## Instruction
Count, in the entries below, the lines in which "Open" occurs. Give the number, nothing more.

────────────────

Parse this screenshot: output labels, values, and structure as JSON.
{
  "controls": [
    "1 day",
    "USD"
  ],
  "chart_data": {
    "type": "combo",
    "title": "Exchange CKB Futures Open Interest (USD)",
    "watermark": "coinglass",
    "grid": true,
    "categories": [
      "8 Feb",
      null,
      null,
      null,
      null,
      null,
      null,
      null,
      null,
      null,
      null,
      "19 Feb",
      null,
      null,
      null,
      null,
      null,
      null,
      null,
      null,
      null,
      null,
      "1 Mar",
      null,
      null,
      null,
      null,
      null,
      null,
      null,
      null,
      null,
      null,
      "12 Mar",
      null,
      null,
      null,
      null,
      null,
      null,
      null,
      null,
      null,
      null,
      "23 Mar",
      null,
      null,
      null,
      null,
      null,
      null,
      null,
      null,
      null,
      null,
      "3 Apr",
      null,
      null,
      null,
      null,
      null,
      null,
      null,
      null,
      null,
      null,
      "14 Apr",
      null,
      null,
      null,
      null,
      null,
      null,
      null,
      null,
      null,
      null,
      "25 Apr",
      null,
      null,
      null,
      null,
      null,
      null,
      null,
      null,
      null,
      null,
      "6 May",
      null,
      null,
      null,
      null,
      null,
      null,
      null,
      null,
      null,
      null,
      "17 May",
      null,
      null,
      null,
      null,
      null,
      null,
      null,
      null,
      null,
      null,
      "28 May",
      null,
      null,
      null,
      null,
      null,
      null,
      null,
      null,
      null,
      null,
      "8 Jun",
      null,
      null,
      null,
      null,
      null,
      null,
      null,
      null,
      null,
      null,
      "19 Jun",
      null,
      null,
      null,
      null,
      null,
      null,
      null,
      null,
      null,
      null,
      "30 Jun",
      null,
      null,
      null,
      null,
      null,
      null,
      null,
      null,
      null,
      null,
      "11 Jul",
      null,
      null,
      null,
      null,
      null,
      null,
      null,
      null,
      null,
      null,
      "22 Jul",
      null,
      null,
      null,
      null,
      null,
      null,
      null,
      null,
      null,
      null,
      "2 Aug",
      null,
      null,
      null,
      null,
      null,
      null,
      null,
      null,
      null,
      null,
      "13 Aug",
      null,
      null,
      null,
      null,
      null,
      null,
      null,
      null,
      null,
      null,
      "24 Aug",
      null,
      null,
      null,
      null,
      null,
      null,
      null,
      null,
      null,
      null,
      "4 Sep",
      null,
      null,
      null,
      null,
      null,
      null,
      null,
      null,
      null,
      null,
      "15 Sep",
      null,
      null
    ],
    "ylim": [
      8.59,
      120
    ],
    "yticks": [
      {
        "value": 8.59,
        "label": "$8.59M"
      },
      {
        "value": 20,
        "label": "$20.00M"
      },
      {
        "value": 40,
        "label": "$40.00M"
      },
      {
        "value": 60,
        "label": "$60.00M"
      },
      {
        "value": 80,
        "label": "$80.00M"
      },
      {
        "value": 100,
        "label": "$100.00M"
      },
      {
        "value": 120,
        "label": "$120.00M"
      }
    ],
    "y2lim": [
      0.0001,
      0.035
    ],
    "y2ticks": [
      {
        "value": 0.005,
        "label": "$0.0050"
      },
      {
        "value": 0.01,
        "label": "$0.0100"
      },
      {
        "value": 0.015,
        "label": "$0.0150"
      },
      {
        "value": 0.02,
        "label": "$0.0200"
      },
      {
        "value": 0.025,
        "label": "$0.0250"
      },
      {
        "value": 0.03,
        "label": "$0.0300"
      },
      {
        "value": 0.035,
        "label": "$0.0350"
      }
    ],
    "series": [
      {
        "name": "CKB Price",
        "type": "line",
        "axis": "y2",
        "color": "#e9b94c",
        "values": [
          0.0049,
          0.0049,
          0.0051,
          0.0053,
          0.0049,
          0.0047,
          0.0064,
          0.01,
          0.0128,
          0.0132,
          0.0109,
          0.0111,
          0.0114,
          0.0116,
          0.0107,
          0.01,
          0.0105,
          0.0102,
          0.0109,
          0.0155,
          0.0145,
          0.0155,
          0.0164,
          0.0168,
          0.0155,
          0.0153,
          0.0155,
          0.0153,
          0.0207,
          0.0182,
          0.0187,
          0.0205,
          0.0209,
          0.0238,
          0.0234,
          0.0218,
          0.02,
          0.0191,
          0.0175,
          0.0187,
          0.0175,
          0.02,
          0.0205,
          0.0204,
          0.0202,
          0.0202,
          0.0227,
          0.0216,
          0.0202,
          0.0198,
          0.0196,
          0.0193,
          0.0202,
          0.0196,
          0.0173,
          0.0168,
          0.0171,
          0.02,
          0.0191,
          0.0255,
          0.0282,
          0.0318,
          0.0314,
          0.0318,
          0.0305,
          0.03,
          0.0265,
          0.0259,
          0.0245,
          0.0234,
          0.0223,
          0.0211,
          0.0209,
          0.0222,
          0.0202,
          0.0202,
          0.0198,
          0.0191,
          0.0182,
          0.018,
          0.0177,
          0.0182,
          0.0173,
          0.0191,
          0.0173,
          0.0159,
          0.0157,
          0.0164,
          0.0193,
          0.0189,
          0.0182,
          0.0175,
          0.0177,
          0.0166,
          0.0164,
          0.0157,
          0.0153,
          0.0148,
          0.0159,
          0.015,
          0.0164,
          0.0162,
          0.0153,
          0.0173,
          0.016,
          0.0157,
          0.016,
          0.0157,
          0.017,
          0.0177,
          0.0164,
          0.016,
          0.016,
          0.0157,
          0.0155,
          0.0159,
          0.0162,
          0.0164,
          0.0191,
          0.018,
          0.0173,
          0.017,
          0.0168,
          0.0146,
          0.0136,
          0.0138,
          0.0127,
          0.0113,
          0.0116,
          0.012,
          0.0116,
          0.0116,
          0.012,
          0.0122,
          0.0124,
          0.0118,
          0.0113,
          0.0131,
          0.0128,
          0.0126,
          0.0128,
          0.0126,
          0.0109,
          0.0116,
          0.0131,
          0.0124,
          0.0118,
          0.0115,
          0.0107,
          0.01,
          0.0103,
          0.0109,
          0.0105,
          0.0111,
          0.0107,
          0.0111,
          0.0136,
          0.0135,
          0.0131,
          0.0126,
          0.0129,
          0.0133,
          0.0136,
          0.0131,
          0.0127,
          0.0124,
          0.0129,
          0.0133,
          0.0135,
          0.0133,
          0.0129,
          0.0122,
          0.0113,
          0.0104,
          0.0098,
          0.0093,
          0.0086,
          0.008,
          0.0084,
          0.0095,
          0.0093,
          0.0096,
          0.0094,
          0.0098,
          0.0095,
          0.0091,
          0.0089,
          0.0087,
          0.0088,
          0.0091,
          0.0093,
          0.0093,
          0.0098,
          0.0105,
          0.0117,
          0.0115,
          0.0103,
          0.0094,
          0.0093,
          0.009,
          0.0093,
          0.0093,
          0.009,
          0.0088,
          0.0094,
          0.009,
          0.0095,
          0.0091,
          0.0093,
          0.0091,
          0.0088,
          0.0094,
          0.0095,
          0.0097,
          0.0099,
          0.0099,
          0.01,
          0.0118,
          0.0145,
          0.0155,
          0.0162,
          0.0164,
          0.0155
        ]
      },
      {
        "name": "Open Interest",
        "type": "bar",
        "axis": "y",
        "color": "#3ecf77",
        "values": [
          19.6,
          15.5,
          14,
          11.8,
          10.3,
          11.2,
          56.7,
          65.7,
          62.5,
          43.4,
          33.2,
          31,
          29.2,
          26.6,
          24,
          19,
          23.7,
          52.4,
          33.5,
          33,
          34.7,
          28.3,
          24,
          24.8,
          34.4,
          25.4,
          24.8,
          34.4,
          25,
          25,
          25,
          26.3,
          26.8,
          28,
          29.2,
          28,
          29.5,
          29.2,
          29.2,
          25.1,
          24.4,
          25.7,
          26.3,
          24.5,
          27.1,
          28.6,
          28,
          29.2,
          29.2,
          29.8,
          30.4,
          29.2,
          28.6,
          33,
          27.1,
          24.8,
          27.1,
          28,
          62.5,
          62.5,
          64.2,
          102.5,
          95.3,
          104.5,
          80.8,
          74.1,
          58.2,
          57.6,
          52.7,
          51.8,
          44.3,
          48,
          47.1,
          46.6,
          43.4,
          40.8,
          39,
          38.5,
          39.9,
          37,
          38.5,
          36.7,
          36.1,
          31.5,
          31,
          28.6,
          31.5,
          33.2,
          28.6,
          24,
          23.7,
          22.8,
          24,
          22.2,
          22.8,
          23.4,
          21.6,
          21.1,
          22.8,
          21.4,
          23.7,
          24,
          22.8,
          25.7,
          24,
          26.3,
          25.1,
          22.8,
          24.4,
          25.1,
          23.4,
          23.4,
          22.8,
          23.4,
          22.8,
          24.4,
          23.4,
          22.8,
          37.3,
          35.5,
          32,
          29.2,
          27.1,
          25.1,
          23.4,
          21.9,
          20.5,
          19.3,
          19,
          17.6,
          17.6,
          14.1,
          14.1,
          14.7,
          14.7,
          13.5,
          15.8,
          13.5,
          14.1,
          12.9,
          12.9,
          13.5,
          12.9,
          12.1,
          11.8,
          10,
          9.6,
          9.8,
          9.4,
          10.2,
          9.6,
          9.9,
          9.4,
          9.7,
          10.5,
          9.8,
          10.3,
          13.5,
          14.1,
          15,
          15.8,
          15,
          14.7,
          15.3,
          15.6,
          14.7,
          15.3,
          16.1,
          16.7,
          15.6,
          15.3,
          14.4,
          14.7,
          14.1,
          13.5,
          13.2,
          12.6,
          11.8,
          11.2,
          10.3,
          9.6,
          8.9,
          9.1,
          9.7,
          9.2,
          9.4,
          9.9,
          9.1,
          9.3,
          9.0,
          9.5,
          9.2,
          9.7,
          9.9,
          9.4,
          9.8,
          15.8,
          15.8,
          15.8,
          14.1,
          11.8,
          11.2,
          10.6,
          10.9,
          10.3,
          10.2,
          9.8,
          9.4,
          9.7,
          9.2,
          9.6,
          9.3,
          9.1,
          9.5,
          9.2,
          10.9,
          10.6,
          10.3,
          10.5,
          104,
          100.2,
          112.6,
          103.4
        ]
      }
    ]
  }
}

────────────────

## Expected answer
2